- Required task:
Copy each of the entries below faithfully, setting aside any pictures.

%%

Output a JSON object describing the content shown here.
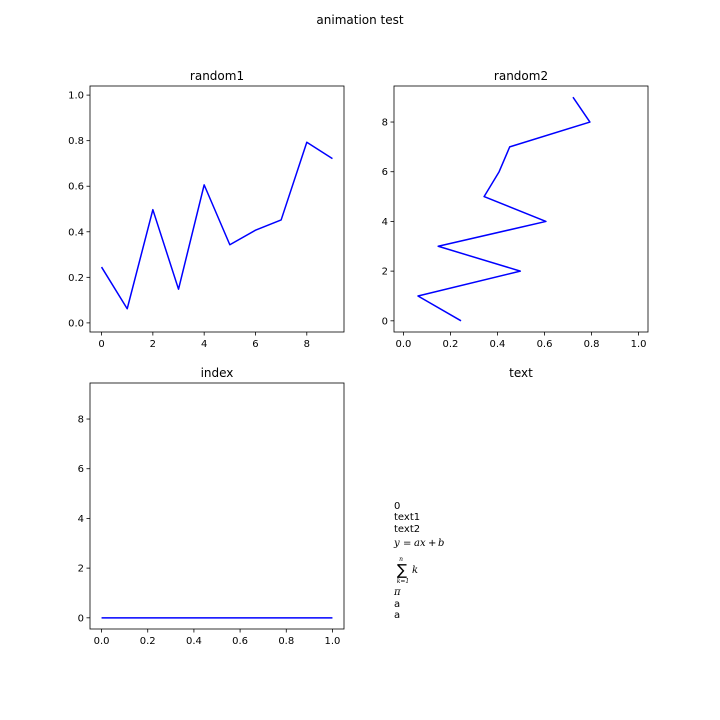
{
  "suptitle": "animation test",
  "line_color": "#0000ff",
  "chart_data": [
    {
      "type": "line",
      "title": "random1",
      "xlabel": "",
      "ylabel": "",
      "x": [
        0,
        1,
        2,
        3,
        4,
        5,
        6,
        7,
        8,
        9
      ],
      "series": [
        {
          "values": [
            0.245,
            0.062,
            0.497,
            0.148,
            0.606,
            0.343,
            0.407,
            0.452,
            0.793,
            0.721
          ]
        }
      ],
      "xlim": [
        -0.45,
        9.45
      ],
      "ylim": [
        -0.04,
        1.04
      ],
      "xticks": [
        0,
        2,
        4,
        6,
        8
      ],
      "xticklabels": [
        "0",
        "2",
        "4",
        "6",
        "8"
      ],
      "yticks": [
        0.0,
        0.2,
        0.4,
        0.6,
        0.8,
        1.0
      ],
      "yticklabels": [
        "0.0",
        "0.2",
        "0.4",
        "0.6",
        "0.8",
        "1.0"
      ],
      "grid": false
    },
    {
      "type": "line",
      "title": "random2",
      "xlabel": "",
      "ylabel": "",
      "x": [
        0.245,
        0.062,
        0.497,
        0.148,
        0.606,
        0.343,
        0.407,
        0.452,
        0.793,
        0.721
      ],
      "series": [
        {
          "values": [
            0,
            1,
            2,
            3,
            4,
            5,
            6,
            7,
            8,
            9
          ]
        }
      ],
      "xlim": [
        -0.04,
        1.04
      ],
      "ylim": [
        -0.45,
        9.45
      ],
      "xticks": [
        0.0,
        0.2,
        0.4,
        0.6,
        0.8,
        1.0
      ],
      "xticklabels": [
        "0.0",
        "0.2",
        "0.4",
        "0.6",
        "0.8",
        "1.0"
      ],
      "yticks": [
        0,
        2,
        4,
        6,
        8
      ],
      "yticklabels": [
        "0",
        "2",
        "4",
        "6",
        "8"
      ],
      "grid": false
    },
    {
      "type": "line",
      "title": "index",
      "xlabel": "",
      "ylabel": "",
      "x": [
        0.0,
        1.0
      ],
      "series": [
        {
          "values": [
            0,
            0
          ]
        }
      ],
      "xlim": [
        -0.05,
        1.05
      ],
      "ylim": [
        -0.45,
        9.45
      ],
      "xticks": [
        0.0,
        0.2,
        0.4,
        0.6,
        0.8,
        1.0
      ],
      "xticklabels": [
        "0.0",
        "0.2",
        "0.4",
        "0.6",
        "0.8",
        "1.0"
      ],
      "yticks": [
        0,
        2,
        4,
        6,
        8
      ],
      "yticklabels": [
        "0",
        "2",
        "4",
        "6",
        "8"
      ],
      "grid": false
    },
    {
      "type": "text",
      "title": "text",
      "lines": [
        "0",
        "text1",
        "text2"
      ],
      "math_line": {
        "y": "y",
        "eq": "=",
        "a": "a",
        "x": "x",
        "plus": "+",
        "b": "b"
      },
      "sum_line": {
        "upper": "n",
        "symbol": "∑",
        "lower": "k=1",
        "body": "k"
      },
      "tail_lines": [
        "π",
        "a",
        "a"
      ]
    }
  ]
}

%%

- Final answer:
Output a JSON object describing the content shown here.
{
  "suptitle": "animation test",
  "line_color": "#0000ff",
  "chart_data": [
    {
      "type": "line",
      "title": "random1",
      "xlabel": "",
      "ylabel": "",
      "x": [
        0,
        1,
        2,
        3,
        4,
        5,
        6,
        7,
        8,
        9
      ],
      "series": [
        {
          "values": [
            0.245,
            0.062,
            0.497,
            0.148,
            0.606,
            0.343,
            0.407,
            0.452,
            0.793,
            0.721
          ]
        }
      ],
      "xlim": [
        -0.45,
        9.45
      ],
      "ylim": [
        -0.04,
        1.04
      ],
      "xticks": [
        0,
        2,
        4,
        6,
        8
      ],
      "xticklabels": [
        "0",
        "2",
        "4",
        "6",
        "8"
      ],
      "yticks": [
        0.0,
        0.2,
        0.4,
        0.6,
        0.8,
        1.0
      ],
      "yticklabels": [
        "0.0",
        "0.2",
        "0.4",
        "0.6",
        "0.8",
        "1.0"
      ],
      "grid": false
    },
    {
      "type": "line",
      "title": "random2",
      "xlabel": "",
      "ylabel": "",
      "x": [
        0.245,
        0.062,
        0.497,
        0.148,
        0.606,
        0.343,
        0.407,
        0.452,
        0.793,
        0.721
      ],
      "series": [
        {
          "values": [
            0,
            1,
            2,
            3,
            4,
            5,
            6,
            7,
            8,
            9
          ]
        }
      ],
      "xlim": [
        -0.04,
        1.04
      ],
      "ylim": [
        -0.45,
        9.45
      ],
      "xticks": [
        0.0,
        0.2,
        0.4,
        0.6,
        0.8,
        1.0
      ],
      "xticklabels": [
        "0.0",
        "0.2",
        "0.4",
        "0.6",
        "0.8",
        "1.0"
      ],
      "yticks": [
        0,
        2,
        4,
        6,
        8
      ],
      "yticklabels": [
        "0",
        "2",
        "4",
        "6",
        "8"
      ],
      "grid": false
    },
    {
      "type": "line",
      "title": "index",
      "xlabel": "",
      "ylabel": "",
      "x": [
        0.0,
        1.0
      ],
      "series": [
        {
          "values": [
            0,
            0
          ]
        }
      ],
      "xlim": [
        -0.05,
        1.05
      ],
      "ylim": [
        -0.45,
        9.45
      ],
      "xticks": [
        0.0,
        0.2,
        0.4,
        0.6,
        0.8,
        1.0
      ],
      "xticklabels": [
        "0.0",
        "0.2",
        "0.4",
        "0.6",
        "0.8",
        "1.0"
      ],
      "yticks": [
        0,
        2,
        4,
        6,
        8
      ],
      "yticklabels": [
        "0",
        "2",
        "4",
        "6",
        "8"
      ],
      "grid": false
    },
    {
      "type": "text",
      "title": "text",
      "lines": [
        "0",
        "text1",
        "text2"
      ],
      "math_line": {
        "y": "y",
        "eq": "=",
        "a": "a",
        "x": "x",
        "plus": "+",
        "b": "b"
      },
      "sum_line": {
        "upper": "n",
        "symbol": "∑",
        "lower": "k=1",
        "body": "k"
      },
      "tail_lines": [
        "π",
        "a",
        "a"
      ]
    }
  ]
}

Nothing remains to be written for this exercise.